## WORK TO COMPLETE
Show all lines of the entries in which the word "right" is found.

## PROVIDED DATA
☆ ☆ ☆

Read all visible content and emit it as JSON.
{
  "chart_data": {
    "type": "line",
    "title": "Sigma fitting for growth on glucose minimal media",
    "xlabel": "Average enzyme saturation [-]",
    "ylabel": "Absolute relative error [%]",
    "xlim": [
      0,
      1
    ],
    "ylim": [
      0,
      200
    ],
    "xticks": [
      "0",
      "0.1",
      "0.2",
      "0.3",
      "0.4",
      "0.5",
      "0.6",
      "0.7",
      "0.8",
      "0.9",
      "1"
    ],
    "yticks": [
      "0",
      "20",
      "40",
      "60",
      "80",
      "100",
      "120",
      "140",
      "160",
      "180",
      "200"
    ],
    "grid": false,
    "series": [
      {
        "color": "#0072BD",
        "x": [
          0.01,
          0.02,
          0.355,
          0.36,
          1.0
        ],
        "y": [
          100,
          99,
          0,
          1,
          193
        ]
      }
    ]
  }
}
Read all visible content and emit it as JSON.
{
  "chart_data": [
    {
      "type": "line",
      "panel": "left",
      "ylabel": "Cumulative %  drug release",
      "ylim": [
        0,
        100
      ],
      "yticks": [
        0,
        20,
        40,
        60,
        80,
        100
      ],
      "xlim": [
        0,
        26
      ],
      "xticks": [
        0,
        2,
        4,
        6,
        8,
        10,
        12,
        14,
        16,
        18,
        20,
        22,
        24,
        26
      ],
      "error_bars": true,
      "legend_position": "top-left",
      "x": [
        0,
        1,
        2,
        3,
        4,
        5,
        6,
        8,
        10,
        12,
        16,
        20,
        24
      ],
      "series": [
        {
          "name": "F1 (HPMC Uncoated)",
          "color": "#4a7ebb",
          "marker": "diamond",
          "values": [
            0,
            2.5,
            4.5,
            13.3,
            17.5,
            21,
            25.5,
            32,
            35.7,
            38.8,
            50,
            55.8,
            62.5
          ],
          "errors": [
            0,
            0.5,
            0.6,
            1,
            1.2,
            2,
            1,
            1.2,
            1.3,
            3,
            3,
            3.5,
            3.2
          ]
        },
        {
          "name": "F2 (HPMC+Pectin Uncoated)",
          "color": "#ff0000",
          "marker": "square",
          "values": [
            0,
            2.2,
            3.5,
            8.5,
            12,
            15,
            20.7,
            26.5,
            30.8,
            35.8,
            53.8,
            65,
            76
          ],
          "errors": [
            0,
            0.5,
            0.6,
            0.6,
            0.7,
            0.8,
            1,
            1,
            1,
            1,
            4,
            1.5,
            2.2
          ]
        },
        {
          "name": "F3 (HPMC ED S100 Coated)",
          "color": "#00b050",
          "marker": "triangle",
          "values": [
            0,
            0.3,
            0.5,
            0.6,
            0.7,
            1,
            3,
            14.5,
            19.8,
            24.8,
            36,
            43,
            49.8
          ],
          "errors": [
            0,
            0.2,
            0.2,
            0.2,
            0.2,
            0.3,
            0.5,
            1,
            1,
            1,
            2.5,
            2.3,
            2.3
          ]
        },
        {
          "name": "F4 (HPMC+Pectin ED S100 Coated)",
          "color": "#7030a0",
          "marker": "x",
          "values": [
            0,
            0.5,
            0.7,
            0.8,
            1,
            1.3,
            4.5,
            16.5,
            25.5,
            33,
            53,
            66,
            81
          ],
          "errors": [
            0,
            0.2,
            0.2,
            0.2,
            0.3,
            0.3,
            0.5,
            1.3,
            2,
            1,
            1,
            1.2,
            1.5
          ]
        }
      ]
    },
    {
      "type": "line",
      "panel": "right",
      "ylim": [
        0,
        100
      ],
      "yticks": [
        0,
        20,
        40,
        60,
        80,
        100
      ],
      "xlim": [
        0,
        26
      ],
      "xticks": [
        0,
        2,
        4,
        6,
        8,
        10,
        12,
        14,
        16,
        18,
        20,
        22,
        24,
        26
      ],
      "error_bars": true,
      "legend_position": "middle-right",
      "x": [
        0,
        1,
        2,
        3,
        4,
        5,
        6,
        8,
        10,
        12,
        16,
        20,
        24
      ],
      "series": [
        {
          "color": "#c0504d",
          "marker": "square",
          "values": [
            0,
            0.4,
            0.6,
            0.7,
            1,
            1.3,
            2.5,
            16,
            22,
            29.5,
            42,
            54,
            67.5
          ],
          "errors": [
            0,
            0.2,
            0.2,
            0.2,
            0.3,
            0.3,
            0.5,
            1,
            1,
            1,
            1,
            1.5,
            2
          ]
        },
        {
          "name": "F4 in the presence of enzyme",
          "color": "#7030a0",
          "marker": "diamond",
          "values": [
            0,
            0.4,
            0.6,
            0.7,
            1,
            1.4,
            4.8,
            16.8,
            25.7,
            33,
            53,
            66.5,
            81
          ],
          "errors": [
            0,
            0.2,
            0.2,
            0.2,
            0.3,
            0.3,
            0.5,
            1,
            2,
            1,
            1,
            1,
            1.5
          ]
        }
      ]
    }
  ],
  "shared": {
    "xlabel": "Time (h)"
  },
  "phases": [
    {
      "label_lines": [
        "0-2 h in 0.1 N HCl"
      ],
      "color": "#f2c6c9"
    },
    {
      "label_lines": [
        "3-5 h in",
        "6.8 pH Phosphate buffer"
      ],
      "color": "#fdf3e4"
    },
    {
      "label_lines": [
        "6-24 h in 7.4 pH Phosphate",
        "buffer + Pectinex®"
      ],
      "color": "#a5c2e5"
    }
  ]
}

☆ ☆ ☆

## COMPLETED EXERCISE
      "panel": "right",
      "legend_position": "middle-right",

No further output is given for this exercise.